#### Listed entries:
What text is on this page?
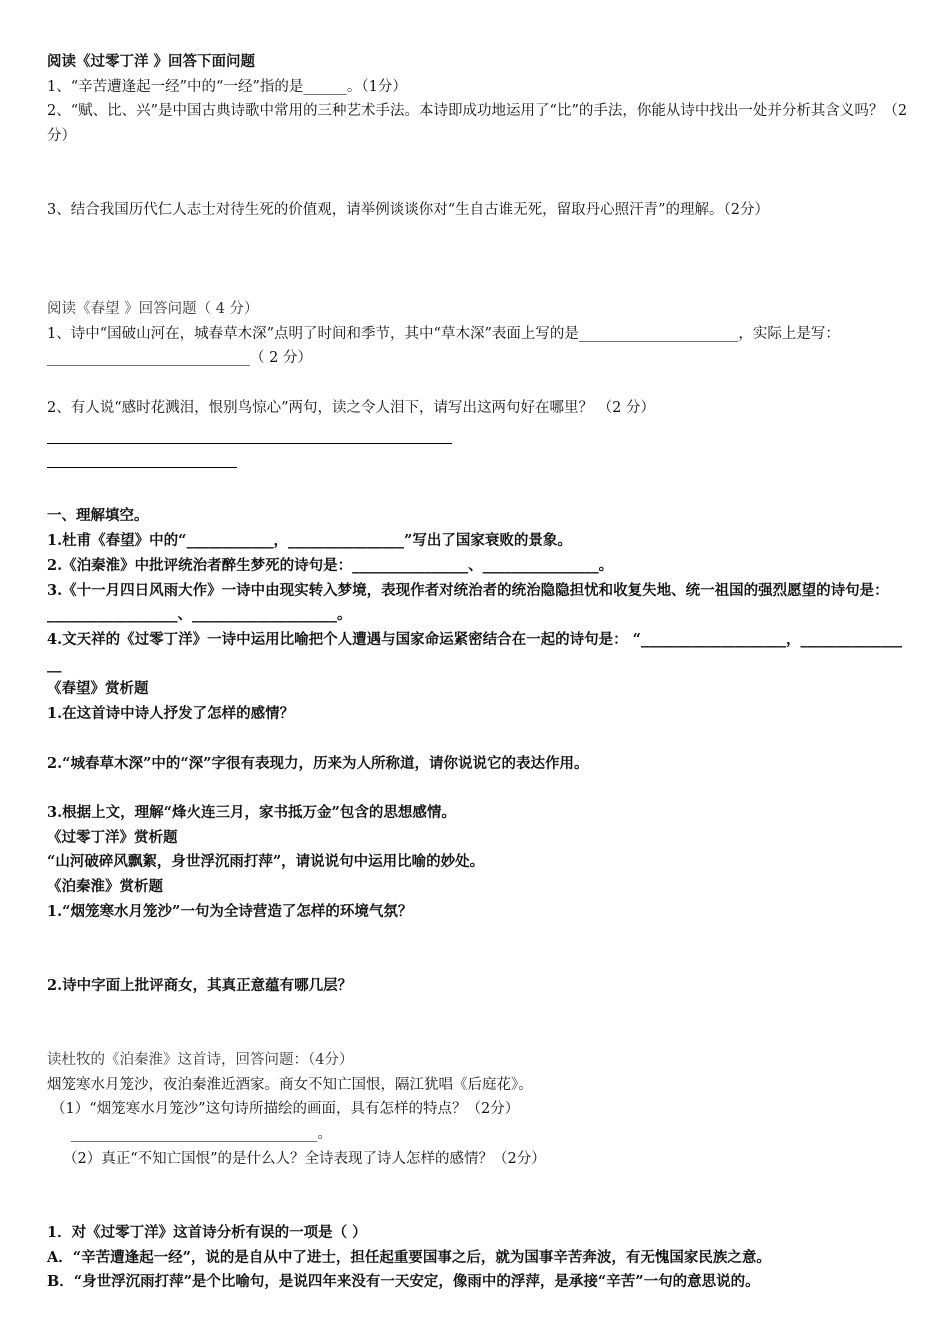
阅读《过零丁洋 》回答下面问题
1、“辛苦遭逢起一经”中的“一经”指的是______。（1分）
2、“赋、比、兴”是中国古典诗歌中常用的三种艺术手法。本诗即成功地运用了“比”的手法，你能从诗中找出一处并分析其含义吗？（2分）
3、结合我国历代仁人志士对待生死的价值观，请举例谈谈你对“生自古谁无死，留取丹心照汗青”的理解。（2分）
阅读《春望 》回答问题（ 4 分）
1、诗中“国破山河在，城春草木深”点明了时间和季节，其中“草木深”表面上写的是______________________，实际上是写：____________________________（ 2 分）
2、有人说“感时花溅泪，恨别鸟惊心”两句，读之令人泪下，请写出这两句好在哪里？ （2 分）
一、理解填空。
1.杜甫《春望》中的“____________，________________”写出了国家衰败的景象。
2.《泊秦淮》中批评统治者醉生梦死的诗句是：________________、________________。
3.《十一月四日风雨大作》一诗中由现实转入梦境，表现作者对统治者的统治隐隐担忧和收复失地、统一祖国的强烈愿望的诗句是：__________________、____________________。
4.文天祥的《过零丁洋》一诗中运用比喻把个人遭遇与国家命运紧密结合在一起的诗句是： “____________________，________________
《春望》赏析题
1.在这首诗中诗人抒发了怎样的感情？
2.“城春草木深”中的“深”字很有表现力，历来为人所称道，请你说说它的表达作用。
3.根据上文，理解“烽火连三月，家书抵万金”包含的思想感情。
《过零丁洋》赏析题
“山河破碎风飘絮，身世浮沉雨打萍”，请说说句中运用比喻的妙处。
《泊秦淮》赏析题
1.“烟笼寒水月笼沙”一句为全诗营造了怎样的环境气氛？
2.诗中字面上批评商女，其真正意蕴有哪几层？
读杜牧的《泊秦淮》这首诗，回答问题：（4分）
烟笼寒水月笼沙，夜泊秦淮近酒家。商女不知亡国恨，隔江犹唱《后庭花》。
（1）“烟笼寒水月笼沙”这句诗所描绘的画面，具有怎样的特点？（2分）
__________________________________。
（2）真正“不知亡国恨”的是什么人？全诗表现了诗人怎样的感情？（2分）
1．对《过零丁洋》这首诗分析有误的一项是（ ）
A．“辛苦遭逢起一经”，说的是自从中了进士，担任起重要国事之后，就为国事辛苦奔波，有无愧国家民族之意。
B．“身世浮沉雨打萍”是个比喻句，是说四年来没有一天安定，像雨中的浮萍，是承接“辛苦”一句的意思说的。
==
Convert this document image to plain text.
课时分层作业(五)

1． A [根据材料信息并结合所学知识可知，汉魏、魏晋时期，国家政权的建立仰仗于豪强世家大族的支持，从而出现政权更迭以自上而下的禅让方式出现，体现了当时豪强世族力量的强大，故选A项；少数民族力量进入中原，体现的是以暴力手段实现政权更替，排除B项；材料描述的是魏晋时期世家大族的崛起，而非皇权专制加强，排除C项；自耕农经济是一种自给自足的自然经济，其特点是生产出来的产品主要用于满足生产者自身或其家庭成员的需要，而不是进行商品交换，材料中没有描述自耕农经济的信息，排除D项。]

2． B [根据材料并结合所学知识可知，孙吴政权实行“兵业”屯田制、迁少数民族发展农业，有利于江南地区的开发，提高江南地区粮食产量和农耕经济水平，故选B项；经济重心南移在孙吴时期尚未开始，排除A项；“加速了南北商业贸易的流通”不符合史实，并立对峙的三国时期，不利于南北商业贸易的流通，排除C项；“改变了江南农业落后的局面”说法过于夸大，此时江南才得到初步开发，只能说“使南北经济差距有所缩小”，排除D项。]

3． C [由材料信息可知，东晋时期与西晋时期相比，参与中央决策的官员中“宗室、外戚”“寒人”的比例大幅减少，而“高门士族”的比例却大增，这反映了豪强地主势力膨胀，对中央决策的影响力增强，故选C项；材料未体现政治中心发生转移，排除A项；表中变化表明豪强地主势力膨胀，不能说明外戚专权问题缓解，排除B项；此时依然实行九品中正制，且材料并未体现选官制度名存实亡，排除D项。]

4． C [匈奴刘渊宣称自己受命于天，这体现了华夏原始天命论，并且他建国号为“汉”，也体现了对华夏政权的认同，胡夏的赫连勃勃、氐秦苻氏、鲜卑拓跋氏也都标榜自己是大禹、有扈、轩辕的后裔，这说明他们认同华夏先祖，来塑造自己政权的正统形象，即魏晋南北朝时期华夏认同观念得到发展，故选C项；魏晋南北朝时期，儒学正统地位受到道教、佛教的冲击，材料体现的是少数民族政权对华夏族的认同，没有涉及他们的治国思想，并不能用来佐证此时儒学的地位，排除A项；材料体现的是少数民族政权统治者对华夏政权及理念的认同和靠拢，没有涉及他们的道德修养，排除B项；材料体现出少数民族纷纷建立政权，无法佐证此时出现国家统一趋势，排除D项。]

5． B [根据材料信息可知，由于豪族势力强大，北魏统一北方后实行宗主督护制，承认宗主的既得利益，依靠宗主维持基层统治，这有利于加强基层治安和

#### Problem:
Look through the data above. Each line containing the word "烟笼寒水月笼沙" needs to be copied.

#### Output of the exercise:
1.“烟笼寒水月笼沙”一句为全诗营造了怎样的环境气氛？
烟笼寒水月笼沙，夜泊秦淮近酒家。商女不知亡国恨，隔江犹唱《后庭花》。
（1）“烟笼寒水月笼沙”这句诗所描绘的画面，具有怎样的特点？（2分）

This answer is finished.